• **Goal**
Print, exactly and completely, every entry in the data.

[Collected data entries]
###

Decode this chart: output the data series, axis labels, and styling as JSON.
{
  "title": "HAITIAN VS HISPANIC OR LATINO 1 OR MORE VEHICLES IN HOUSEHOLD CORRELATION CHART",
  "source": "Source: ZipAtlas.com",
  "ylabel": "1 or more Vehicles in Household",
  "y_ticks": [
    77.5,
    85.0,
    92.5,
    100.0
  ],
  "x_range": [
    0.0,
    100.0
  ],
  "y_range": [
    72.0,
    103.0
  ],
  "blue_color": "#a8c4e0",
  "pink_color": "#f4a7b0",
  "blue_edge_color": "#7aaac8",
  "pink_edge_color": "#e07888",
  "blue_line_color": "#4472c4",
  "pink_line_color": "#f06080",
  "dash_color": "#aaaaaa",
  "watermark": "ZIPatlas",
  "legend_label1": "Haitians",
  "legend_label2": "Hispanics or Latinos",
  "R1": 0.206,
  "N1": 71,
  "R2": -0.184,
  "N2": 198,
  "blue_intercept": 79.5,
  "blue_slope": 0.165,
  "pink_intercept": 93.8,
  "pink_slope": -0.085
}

###

• **Result for this task**
Decode this chart: output the data series, axis labels, and styling as JSON.
{
  "title": "HAITIAN VS HISPANIC OR LATINO 1 OR MORE VEHICLES IN HOUSEHOLD CORRELATION CHART",
  "source": "Source: ZipAtlas.com",
  "ylabel": "1 or more Vehicles in Household",
  "y_ticks": [
    77.5,
    85.0,
    92.5,
    100.0
  ],
  "x_range": [
    0.0,
    100.0
  ],
  "y_range": [
    72.0,
    103.0
  ],
  "blue_color": "#a8c4e0",
  "pink_color": "#f4a7b0",
  "blue_edge_color": "#7aaac8",
  "pink_edge_color": "#e07888",
  "blue_line_color": "#4472c4",
  "pink_line_color": "#f06080",
  "dash_color": "#aaaaaa",
  "watermark": "ZIPatlas",
  "legend_label1": "Haitians",
  "legend_label2": "Hispanics or Latinos",
  "R1": 0.206,
  "N1": 71,
  "R2": -0.184,
  "N2": 198,
  "blue_intercept": 79.5,
  "blue_slope": 0.165,
  "pink_intercept": 93.8,
  "pink_slope": -0.085
}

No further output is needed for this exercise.